→ **GIVEN INSTRUCTION**
Output the following lines verbatim, from the first to the last.

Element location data
━━━━━━━━━━━━━━━━━━━━━━━━━━━━━━
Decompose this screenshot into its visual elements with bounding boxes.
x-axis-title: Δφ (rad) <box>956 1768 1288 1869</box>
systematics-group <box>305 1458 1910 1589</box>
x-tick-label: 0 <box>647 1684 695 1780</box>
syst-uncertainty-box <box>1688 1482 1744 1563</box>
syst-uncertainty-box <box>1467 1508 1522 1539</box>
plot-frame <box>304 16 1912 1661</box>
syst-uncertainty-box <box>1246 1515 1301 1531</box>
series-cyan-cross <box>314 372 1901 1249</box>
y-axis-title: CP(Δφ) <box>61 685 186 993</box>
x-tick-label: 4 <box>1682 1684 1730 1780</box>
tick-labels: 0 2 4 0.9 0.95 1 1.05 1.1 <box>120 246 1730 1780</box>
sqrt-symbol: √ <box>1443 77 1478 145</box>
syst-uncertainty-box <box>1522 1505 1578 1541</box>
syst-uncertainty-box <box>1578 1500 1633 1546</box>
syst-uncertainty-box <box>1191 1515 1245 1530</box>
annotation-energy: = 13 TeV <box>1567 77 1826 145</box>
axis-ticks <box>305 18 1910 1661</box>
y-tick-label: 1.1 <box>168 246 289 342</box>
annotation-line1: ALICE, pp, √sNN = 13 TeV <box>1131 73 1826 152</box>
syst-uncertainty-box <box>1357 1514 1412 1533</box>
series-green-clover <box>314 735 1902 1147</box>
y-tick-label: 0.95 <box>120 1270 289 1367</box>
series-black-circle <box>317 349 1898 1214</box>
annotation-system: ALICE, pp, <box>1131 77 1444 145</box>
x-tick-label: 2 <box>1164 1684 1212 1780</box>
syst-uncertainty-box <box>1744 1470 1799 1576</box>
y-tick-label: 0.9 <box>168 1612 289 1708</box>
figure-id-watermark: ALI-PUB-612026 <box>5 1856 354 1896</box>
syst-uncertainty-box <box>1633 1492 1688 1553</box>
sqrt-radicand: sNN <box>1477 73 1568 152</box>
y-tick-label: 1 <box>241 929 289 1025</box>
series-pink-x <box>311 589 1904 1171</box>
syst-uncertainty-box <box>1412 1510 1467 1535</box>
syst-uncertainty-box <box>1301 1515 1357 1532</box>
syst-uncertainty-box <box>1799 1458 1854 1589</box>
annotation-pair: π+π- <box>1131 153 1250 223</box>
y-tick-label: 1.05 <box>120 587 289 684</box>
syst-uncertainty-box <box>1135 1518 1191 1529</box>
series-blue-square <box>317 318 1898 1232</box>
━━━━━━━━━━━━━━━━━━━━━━━━━━━━━━
→ **THE COMPLETED TASK**
Decompose this screenshot into its visual elements with bounding boxes.
x-axis-title: Δφ (rad) <box>956 1768 1288 1869</box>
systematics-group <box>305 1458 1910 1589</box>
x-tick-label: 0 <box>647 1684 695 1780</box>
syst-uncertainty-box <box>1688 1482 1744 1563</box>
syst-uncertainty-box <box>1467 1508 1522 1539</box>
plot-frame <box>304 16 1912 1661</box>
syst-uncertainty-box <box>1246 1515 1301 1531</box>
series-cyan-cross <box>314 372 1901 1249</box>
y-axis-title: CP(Δφ) <box>61 685 186 993</box>
x-tick-label: 4 <box>1682 1684 1730 1780</box>
tick-labels: 0 2 4 0.9 0.95 1 1.05 1.1 <box>120 246 1730 1780</box>
sqrt-symbol: √ <box>1443 77 1478 145</box>
syst-uncertainty-box <box>1522 1505 1578 1541</box>
syst-uncertainty-box <box>1578 1500 1633 1546</box>
syst-uncertainty-box <box>1191 1515 1245 1530</box>
annotation-energy: = 13 TeV <box>1567 77 1826 145</box>
axis-ticks <box>305 18 1910 1661</box>
y-tick-label: 1.1 <box>168 246 289 342</box>
annotation-line1: ALICE, pp, √sNN = 13 TeV <box>1131 73 1826 152</box>
syst-uncertainty-box <box>1357 1514 1412 1533</box>
series-green-clover <box>314 735 1902 1147</box>
y-tick-label: 0.95 <box>120 1270 289 1367</box>
series-black-circle <box>317 349 1898 1214</box>
annotation-system: ALICE, pp, <box>1131 77 1444 145</box>
x-tick-label: 2 <box>1164 1684 1212 1780</box>
syst-uncertainty-box <box>1744 1470 1799 1576</box>
y-tick-label: 0.9 <box>168 1612 289 1708</box>
figure-id-watermark: ALI-PUB-612026 <box>5 1856 354 1896</box>
syst-uncertainty-box <box>1633 1492 1688 1553</box>
sqrt-radicand: sNN <box>1477 73 1568 152</box>
y-tick-label: 1 <box>241 929 289 1025</box>
series-pink-x <box>311 589 1904 1171</box>
syst-uncertainty-box <box>1412 1510 1467 1535</box>
syst-uncertainty-box <box>1301 1515 1357 1532</box>
syst-uncertainty-box <box>1799 1458 1854 1589</box>
annotation-pair: π+π- <box>1131 153 1250 223</box>
y-tick-label: 1.05 <box>120 587 289 684</box>
syst-uncertainty-box <box>1135 1518 1191 1529</box>
series-blue-square <box>317 318 1898 1232</box>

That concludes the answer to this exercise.